Records from a collection
◆ ◆ ◆ ◆ ◆ ◆ ◆

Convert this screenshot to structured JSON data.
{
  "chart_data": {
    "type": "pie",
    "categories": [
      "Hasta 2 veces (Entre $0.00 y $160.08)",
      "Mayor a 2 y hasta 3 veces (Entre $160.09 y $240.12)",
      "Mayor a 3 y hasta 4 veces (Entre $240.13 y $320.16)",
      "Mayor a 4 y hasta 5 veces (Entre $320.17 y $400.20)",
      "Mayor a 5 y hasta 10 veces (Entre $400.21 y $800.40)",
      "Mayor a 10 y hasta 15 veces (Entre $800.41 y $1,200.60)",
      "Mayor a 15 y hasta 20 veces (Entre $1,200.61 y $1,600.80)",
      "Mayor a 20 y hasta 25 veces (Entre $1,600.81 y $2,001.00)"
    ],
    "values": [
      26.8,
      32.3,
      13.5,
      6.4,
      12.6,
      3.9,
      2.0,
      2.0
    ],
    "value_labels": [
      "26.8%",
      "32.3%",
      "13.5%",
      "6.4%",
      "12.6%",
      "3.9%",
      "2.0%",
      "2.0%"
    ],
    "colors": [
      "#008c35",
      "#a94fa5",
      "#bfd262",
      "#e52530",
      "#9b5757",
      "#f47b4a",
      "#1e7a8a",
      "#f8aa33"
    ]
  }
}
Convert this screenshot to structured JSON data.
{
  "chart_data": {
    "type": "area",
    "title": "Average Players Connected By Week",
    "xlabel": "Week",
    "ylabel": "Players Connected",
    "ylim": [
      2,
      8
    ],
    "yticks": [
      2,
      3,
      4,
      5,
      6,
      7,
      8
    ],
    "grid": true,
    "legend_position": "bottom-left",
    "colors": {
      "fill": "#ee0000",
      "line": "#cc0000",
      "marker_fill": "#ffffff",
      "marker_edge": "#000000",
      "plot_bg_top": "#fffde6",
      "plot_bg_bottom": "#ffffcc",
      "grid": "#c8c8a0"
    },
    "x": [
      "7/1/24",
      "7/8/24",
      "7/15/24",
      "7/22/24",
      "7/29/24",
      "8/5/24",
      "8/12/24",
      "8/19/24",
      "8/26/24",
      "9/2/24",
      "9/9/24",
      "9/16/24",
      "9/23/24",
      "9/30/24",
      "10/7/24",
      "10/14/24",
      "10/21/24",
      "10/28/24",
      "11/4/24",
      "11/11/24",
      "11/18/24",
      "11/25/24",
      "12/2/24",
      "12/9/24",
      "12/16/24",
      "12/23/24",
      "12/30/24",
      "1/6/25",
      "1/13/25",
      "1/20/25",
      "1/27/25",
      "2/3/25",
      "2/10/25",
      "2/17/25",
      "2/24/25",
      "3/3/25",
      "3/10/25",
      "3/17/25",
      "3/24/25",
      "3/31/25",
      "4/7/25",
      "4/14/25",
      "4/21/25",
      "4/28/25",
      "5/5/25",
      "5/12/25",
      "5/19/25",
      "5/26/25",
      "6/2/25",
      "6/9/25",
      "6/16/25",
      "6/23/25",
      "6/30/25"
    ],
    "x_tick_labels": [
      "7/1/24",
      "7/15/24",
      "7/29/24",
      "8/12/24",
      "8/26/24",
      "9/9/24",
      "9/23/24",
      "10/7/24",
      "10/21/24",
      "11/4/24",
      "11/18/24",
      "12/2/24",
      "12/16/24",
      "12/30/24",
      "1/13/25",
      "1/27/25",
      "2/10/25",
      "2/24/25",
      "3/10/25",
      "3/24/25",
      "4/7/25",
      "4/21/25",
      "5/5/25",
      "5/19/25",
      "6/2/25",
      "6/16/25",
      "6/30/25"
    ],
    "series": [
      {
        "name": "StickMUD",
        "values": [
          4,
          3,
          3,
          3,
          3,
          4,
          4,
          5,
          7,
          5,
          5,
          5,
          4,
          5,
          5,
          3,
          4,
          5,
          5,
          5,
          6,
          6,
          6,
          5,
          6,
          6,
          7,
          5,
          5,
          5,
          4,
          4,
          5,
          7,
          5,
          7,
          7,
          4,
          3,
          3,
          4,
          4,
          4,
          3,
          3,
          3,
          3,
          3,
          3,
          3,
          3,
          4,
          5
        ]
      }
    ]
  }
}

◆ ◆ ◆ ◆ ◆ ◆ ◆

▶ [Task statement] Each record above should be output again exactly.

▶ [Response]
Convert this screenshot to structured JSON data.
{
  "chart_data": {
    "type": "pie",
    "categories": [
      "Hasta 2 veces (Entre $0.00 y $160.08)",
      "Mayor a 2 y hasta 3 veces (Entre $160.09 y $240.12)",
      "Mayor a 3 y hasta 4 veces (Entre $240.13 y $320.16)",
      "Mayor a 4 y hasta 5 veces (Entre $320.17 y $400.20)",
      "Mayor a 5 y hasta 10 veces (Entre $400.21 y $800.40)",
      "Mayor a 10 y hasta 15 veces (Entre $800.41 y $1,200.60)",
      "Mayor a 15 y hasta 20 veces (Entre $1,200.61 y $1,600.80)",
      "Mayor a 20 y hasta 25 veces (Entre $1,600.81 y $2,001.00)"
    ],
    "values": [
      26.8,
      32.3,
      13.5,
      6.4,
      12.6,
      3.9,
      2.0,
      2.0
    ],
    "value_labels": [
      "26.8%",
      "32.3%",
      "13.5%",
      "6.4%",
      "12.6%",
      "3.9%",
      "2.0%",
      "2.0%"
    ],
    "colors": [
      "#008c35",
      "#a94fa5",
      "#bfd262",
      "#e52530",
      "#9b5757",
      "#f47b4a",
      "#1e7a8a",
      "#f8aa33"
    ]
  }
}
Convert this screenshot to structured JSON data.
{
  "chart_data": {
    "type": "area",
    "title": "Average Players Connected By Week",
    "xlabel": "Week",
    "ylabel": "Players Connected",
    "ylim": [
      2,
      8
    ],
    "yticks": [
      2,
      3,
      4,
      5,
      6,
      7,
      8
    ],
    "grid": true,
    "legend_position": "bottom-left",
    "colors": {
      "fill": "#ee0000",
      "line": "#cc0000",
      "marker_fill": "#ffffff",
      "marker_edge": "#000000",
      "plot_bg_top": "#fffde6",
      "plot_bg_bottom": "#ffffcc",
      "grid": "#c8c8a0"
    },
    "x": [
      "7/1/24",
      "7/8/24",
      "7/15/24",
      "7/22/24",
      "7/29/24",
      "8/5/24",
      "8/12/24",
      "8/19/24",
      "8/26/24",
      "9/2/24",
      "9/9/24",
      "9/16/24",
      "9/23/24",
      "9/30/24",
      "10/7/24",
      "10/14/24",
      "10/21/24",
      "10/28/24",
      "11/4/24",
      "11/11/24",
      "11/18/24",
      "11/25/24",
      "12/2/24",
      "12/9/24",
      "12/16/24",
      "12/23/24",
      "12/30/24",
      "1/6/25",
      "1/13/25",
      "1/20/25",
      "1/27/25",
      "2/3/25",
      "2/10/25",
      "2/17/25",
      "2/24/25",
      "3/3/25",
      "3/10/25",
      "3/17/25",
      "3/24/25",
      "3/31/25",
      "4/7/25",
      "4/14/25",
      "4/21/25",
      "4/28/25",
      "5/5/25",
      "5/12/25",
      "5/19/25",
      "5/26/25",
      "6/2/25",
      "6/9/25",
      "6/16/25",
      "6/23/25",
      "6/30/25"
    ],
    "x_tick_labels": [
      "7/1/24",
      "7/15/24",
      "7/29/24",
      "8/12/24",
      "8/26/24",
      "9/9/24",
      "9/23/24",
      "10/7/24",
      "10/21/24",
      "11/4/24",
      "11/18/24",
      "12/2/24",
      "12/16/24",
      "12/30/24",
      "1/13/25",
      "1/27/25",
      "2/10/25",
      "2/24/25",
      "3/10/25",
      "3/24/25",
      "4/7/25",
      "4/21/25",
      "5/5/25",
      "5/19/25",
      "6/2/25",
      "6/16/25",
      "6/30/25"
    ],
    "series": [
      {
        "name": "StickMUD",
        "values": [
          4,
          3,
          3,
          3,
          3,
          4,
          4,
          5,
          7,
          5,
          5,
          5,
          4,
          5,
          5,
          3,
          4,
          5,
          5,
          5,
          6,
          6,
          6,
          5,
          6,
          6,
          7,
          5,
          5,
          5,
          4,
          4,
          5,
          7,
          5,
          7,
          7,
          4,
          3,
          3,
          4,
          4,
          4,
          3,
          3,
          3,
          3,
          3,
          3,
          3,
          3,
          4,
          5
        ]
      }
    ]
  }
}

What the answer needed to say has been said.